• Document passage
Tuesday, December 05, 2017

A greeting to Denmark




German troops march in Copenhagen during the Nazi occupation




[Image source: https://timedotcom.files.wordpress.com/2015/09/denmark.jpeg?quality=75&strip=color&w=1100]


Your house lies shuttered in dark tonight
and dampened the conversation sounds,
Oh Denmark! who lit the flame of art
   for a thousand years in our northern lands.
In the church that Absalon built in Lund
A song of memory should come after:
'Twas Danish culture that was our ground,
   and Tegnér his music found
   in honoured Oelenschläger.


Mörklagt ligger i kväll ditt hus
och dämpad är tonen i samtalsorden,
Danmark! Som tände bildningens ljus
   för tusen år sen i Norden.
I kyrkan som Absalon byggde i Lund
ett minnesaltare sången äger:
det var på den danska kulturens grund
   Tegnér i upplyst stund
   bekransade Oelenschläger.


Four-stringed was the northern lute that has burst:
but our hands seek now for that friendly grip.
Yet Christian still stands firm at the mast
   of Denmark's unbroken ship.
How could this proud people ever expire
once joined in Grundtvig's hymn of praise?
Unquenched by diktat of earthly power,
    God's soul-searchlight, the fire
    kindled by Kierkegaard's blaze!




Fyrsträngad var Nordens luta som brast:
nu söker vår hand de förlorade greppet.
Än står Kung Christian vid högan mast
     obruten på Danaskeppet.
Hur skulle det folk kunna tigas ihjäl,
som Grundtvig har sjungit med psalmsång samman?
Ej släcks på jordiska makters befäl
   Guds sökarljus i den själ
   där Kierkegaard tände flamman!


Joyous for parted friends to meet
In the springtime of books, or on summer morns;
sweet too, when snow sweeps winter-white
     its banner round fields and lawns.
Then glows at daybreak the sun so red
as if to inscribe a solemn promise:
From nights of unease and the soul's hard bed
    in the morning a flame will spread
    in Denmark's sacred colours!


Ljuvt är för vänner att komma hit
i bokarnas vår eller sommardagar,
ljuvt även då snön sveper vintervit
   sin fana kring fält och hagar.
Då flammar i gryningen solen så röd,
som var det ett löfte den frambesvärjer:
Ur nätter av oro och själanöd
   skall tändas en morgonglöd
   i Danmarks heliga färger!

[Extremely free translation... :)  The flag-conceit in the final stanza foreshadows Don Paterson's "Imperial". ]

Hjalmar Gullberg, a very popular Swedish lyric poet of the 20th century, came from Malmö in the extreme south of Sweden. This is his poem "Greeting to Denmark", published in 1942 when Denmark was under Nazi occupation  (in what's probably his best-known collection, Fem kornbröd och två fiskar = Five barley-loaves and two fishes). The poet is, we imagine, looking across the Öresund channel towards Copenhagen, some ten miles west of Malmö as the crow flies.


The poem emphasizes Denmark's role as a crucible of civilization in the Nordic world.

• Data records
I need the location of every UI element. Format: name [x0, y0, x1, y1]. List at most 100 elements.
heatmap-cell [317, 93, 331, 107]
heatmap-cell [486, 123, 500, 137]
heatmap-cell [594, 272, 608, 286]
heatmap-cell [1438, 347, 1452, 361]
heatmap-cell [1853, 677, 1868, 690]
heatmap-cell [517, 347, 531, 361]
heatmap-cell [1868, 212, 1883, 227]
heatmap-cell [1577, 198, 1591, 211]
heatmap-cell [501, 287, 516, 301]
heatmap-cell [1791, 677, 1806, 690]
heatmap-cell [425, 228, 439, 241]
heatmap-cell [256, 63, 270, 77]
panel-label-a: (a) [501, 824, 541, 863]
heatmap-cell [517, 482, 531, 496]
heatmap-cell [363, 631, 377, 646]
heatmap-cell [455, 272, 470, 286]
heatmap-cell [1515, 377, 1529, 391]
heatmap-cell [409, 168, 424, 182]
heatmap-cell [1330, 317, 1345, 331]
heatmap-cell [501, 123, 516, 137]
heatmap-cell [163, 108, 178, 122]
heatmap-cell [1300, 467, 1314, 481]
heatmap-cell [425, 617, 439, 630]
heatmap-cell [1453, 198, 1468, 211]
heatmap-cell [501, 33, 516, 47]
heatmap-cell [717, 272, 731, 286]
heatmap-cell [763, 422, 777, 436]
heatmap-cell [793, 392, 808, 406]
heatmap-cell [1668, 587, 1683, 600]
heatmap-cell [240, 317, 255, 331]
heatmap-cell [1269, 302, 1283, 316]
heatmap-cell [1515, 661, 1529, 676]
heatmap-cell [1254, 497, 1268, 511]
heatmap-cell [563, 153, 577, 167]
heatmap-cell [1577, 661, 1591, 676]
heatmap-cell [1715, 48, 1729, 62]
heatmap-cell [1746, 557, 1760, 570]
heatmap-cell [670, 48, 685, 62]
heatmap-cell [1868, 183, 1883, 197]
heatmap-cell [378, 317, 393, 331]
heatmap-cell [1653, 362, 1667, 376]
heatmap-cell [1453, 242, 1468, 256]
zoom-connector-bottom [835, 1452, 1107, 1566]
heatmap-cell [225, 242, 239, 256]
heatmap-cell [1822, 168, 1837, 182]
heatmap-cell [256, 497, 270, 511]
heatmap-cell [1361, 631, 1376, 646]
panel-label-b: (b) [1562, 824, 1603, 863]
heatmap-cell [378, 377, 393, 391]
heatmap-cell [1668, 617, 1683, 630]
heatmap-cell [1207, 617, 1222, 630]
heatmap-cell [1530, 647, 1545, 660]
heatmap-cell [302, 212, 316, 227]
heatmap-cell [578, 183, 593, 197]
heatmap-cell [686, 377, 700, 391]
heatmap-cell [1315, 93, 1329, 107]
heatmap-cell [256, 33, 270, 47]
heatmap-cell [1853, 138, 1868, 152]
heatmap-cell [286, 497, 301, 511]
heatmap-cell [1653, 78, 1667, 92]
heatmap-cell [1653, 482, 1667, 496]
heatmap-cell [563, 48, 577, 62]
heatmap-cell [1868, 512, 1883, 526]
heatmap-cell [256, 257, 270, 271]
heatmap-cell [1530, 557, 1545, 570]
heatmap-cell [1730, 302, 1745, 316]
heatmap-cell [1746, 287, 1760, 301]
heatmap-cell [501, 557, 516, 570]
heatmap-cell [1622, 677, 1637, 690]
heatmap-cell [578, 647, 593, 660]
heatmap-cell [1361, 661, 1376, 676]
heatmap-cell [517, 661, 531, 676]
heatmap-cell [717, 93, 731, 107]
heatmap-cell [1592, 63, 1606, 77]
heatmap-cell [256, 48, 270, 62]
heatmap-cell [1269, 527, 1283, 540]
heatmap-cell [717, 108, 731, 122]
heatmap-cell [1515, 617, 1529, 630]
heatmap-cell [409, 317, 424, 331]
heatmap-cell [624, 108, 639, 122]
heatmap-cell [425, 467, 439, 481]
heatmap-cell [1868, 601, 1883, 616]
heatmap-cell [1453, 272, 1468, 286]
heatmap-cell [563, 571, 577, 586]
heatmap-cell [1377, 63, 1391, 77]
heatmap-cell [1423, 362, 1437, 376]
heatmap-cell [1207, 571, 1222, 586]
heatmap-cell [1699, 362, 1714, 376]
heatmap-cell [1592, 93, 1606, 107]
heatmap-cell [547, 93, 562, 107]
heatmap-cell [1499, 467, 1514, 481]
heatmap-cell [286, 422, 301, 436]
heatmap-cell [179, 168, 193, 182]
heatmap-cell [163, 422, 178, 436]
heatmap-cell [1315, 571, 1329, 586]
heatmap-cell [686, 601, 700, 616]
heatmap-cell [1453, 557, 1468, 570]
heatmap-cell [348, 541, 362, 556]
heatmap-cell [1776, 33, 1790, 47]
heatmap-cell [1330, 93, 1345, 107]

• Objective 1
List every person named in the English-language stanzas of the post on "Greeting to Denmark", excluding the Swedish stanzas and the commentary.
• Objective 2
Reproduce the passage of the post on "Greeting to Denmark" starting at "I kyrkan som" and ending at "hymn of praise?".
• Objective 3
Extend the post on "Greeting to Denmark" by writing what follows its final sentence.

• Task result 1
Absalon, Tegnér, Oelenschläger, Christian, Grundtvig, Kierkegaard

• Task result 2
I kyrkan som Absalon byggde i Lund
ett minnesaltare sången äger:
det var på den danska kulturens grund
   Tegnér i upplyst stund
   bekransade Oelenschläger.


Four-stringed was the northern lute that has burst:
but our hands seek now for that friendly grip.
Yet Christian still stands firm at the mast
   of Denmark's unbroken ship.
How could this proud people ever expire
once joined in Grundtvig's hymn of praise?

• Task result 3
St 1




Absalon, a 12th century bishop, first of Roskilde in Denmark, then of Lund in Sweden. Presumably the "church" in question is Lund Cathedral, though its foundation predated Absalon's tenure. (Scania, now the southernmost part of Sweden, was part of Denmark until the mid-17th century.)




Esaias Tegnér (1782 - 1846), Swedish romantic poet whose epic Frithjof's Saga was once famous throughout Europe. The poem was somewhat influenced by the Helge of the Danish poet Adam Gottlob Oelenschläger (1779 - 1850).


St 2


N.F.S. Grundtvig (1783 - 1872), pastor and poet, important in the growth of Danish nationalism, also in Lutheran renewal, and in national politics (he began as a conservative but moved towards liberalism); a major composer of hymns and sacred songs. (He was also a pioneering Anglo-Saxonist and the first person to translate Beowulf into a modern language.)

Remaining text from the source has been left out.